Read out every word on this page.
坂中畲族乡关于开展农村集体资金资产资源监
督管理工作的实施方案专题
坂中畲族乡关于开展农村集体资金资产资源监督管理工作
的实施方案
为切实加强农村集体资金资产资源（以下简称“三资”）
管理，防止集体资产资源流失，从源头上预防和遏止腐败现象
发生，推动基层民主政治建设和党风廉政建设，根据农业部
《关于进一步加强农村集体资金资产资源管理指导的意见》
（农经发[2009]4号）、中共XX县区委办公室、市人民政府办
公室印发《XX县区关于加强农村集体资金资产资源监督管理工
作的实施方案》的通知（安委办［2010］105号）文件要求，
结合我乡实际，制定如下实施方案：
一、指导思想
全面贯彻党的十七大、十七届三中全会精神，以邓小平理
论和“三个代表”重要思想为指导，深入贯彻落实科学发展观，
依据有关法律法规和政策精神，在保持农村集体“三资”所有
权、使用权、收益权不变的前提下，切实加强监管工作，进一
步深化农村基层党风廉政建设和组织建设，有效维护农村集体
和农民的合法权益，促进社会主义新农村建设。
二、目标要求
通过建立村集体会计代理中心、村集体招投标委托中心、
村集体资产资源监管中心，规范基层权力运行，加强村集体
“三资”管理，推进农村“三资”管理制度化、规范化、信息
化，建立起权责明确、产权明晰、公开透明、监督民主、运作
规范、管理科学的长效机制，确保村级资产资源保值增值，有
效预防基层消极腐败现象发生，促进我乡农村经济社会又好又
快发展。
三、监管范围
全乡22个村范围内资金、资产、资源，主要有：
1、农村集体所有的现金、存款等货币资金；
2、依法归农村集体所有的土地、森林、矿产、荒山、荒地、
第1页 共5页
* * *
THE REQUEST: Transcribe every entry exactly.

IN RESPONSE:
Read out every word on this page.
坂中畲族乡关于开展农村集体资金资产资源监
督管理工作的实施方案专题
坂中畲族乡关于开展农村集体资金资产资源监督管理工作
的实施方案
为切实加强农村集体资金资产资源（以下简称“三资”）
管理，防止集体资产资源流失，从源头上预防和遏止腐败现象
发生，推动基层民主政治建设和党风廉政建设，根据农业部
《关于进一步加强农村集体资金资产资源管理指导的意见》
（农经发[2009]4号）、中共XX县区委办公室、市人民政府办
公室印发《XX县区关于加强农村集体资金资产资源监督管理工
作的实施方案》的通知（安委办［2010］105号）文件要求，
结合我乡实际，制定如下实施方案：
一、指导思想
全面贯彻党的十七大、十七届三中全会精神，以邓小平理
论和“三个代表”重要思想为指导，深入贯彻落实科学发展观，
依据有关法律法规和政策精神，在保持农村集体“三资”所有
权、使用权、收益权不变的前提下，切实加强监管工作，进一
步深化农村基层党风廉政建设和组织建设，有效维护农村集体
和农民的合法权益，促进社会主义新农村建设。
二、目标要求
通过建立村集体会计代理中心、村集体招投标委托中心、
村集体资产资源监管中心，规范基层权力运行，加强村集体
“三资”管理，推进农村“三资”管理制度化、规范化、信息
化，建立起权责明确、产权明晰、公开透明、监督民主、运作
规范、管理科学的长效机制，确保村级资产资源保值增值，有
效预防基层消极腐败现象发生，促进我乡农村经济社会又好又
快发展。
三、监管范围
全乡22个村范围内资金、资产、资源，主要有：
1、农村集体所有的现金、存款等货币资金；
2、依法归农村集体所有的土地、森林、矿产、荒山、荒地、
第1页 共5页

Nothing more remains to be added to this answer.